■ **Text block**
= = =
Principal Financial Group Inc.

05/27/2026 | Press release | Distributed by Public on 05/27/2026 14:27

Free Writing Prospectus (Form FWP)

Filed pursuant to Rule 433
 Registration Statement Nos. 333-293726​ and 333-293726-01

Free Writing Prospectus (to the
Preliminary Prospectus

Supplement dated May 27, 2026)

$400,000,000 of 5.300% Senior Notes due 2037

Final Term Sheet

May 27, 2026

Issuer:

Principal Financial Group, Inc. (the "Issuer")

Guarantor:

Principal Financial Services, Inc. (the "Guarantor")

Expected Ratings

(Moody's / S&P / Fitch)*:

Baa1 (stable) / A- (stable) / A- (stable)

Trade Date:

May 27, 2026

Settlement Date:

June 1, 2026 (T+3)**
Issue:

5.300% Senior Notes due 2037 (the "Notes") fully and unconditionally guaranteed by the Guarantor

Offering Size:

$400,000,000

Coupon:

5.300% per annum

Maturity Date:

January 15, 2037

US Benchmark Treasury:

UST 4.375% due May 15, 2036

US Benchmark Treasury Price:

99-04

US Benchmark Treasury Yield:

4.485%

Spread to US Benchmark Treasury:

+85 basis points

Re-offer Yield:

5.335%

Price to Public (Issue Price):

99.709%

Net Proceeds to Issuer (Before Expenses):

$396,236,000
Interest Payment Dates:

Semi-annually on January 15 and July 15 of each year, commencing on January 15, 2027 (long first coupon)

Optional Redemption:

The Issuer may redeem the Notes as set forth in the Preliminary Prospectus Supplement dated May 27, 2026 to the Prospectus dated February 25, 2026 (collectively, the "Prospectus").
= = =
■ **Tasks to carry out**
A – Translate this sentence from the term sheet for Principal Financial Group's senior notes into Spanish: "The Issuer may redeem the Notes as set forth in the Preliminary Prospectus Supplement dated May 27, 2026 to the Prospectus dated February 25, 2026 (collectively, the "Prospectus")."
B – Write the next part of the term sheet for Principal Financial Group's senior notes, picking up after its last sentence.
The material after this point comes from a separate source unrelated to the text above.

■ **Material**
= = =
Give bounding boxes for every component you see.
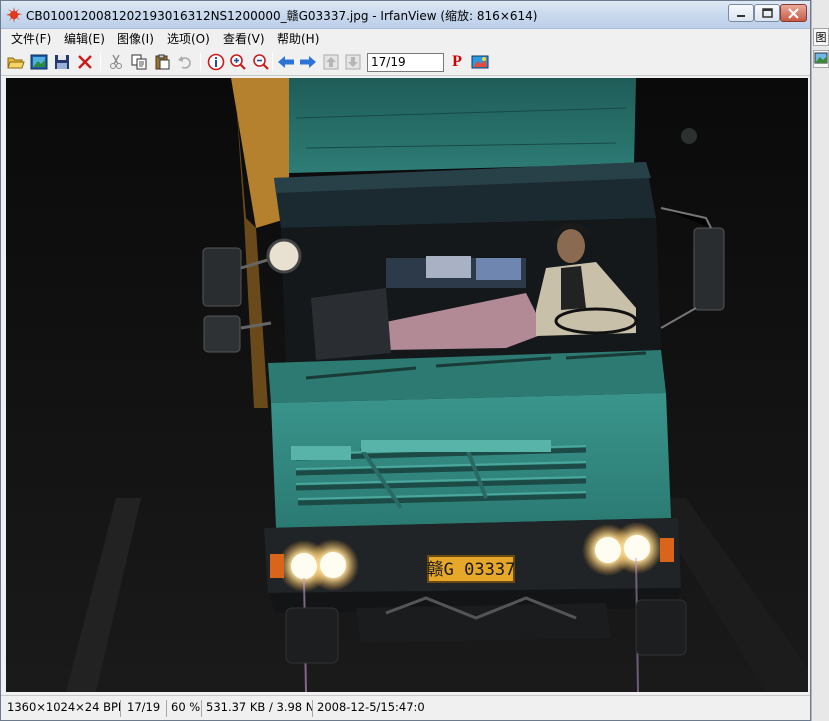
= = =
■ **Answers by task**
A – El Emisor podrá rescatar los Bonos según lo establecido en el Suplemento Preliminar del Prospecto de fecha 27 de mayo de 2026 al Prospecto de fecha 25 de febrero de 2026 (conjuntamente, el "Prospecto").

B –
Prior to October 15, 2036 (three months prior to their maturity date) (the "Par Call Date"), the Issuer may redeem the Notes at its option, in whole or in part, at any time and from time to time, at a redemption price (expressed as a percentage of principal amount and rounded to three decimal places) equal to the greater of:

(1) (a) the sum of the present values of the remaining scheduled payments of principal and interest thereon discounted to the redemption date (assuming the Notes matured on the Par Call Date) on a semi-annual basis (assuming a 360-day year consisting of twelve 30-day months) at the Treasury Rate (as defined in the Prospectus) plus 15 basis points less (b) interest accrued to the redemption date, and

(2) 100% of the principal amount of the Notes to be redeemed,

plus, in either case, accrued and unpaid interest thereon to, but excluding, the redemption date.

On or after the Par Call Date, the Issuer may redeem the Notes, in whole or in part, at any time and from time to time, at a redemption price equal to 100% of the principal amount of the Notes being redeemed, plus accrued and unpaid interest thereon to, but excluding, the redemption date.

CUSIP/ISIN:

74251V AW2 / US74251VAW28
Joint Book-Running Managers:

BofA Securities, Inc.

Goldman Sachs & Co. LLC

J.P. Morgan Securities LLC

Barclays Capital Inc.

BNP Paribas Securities Corp.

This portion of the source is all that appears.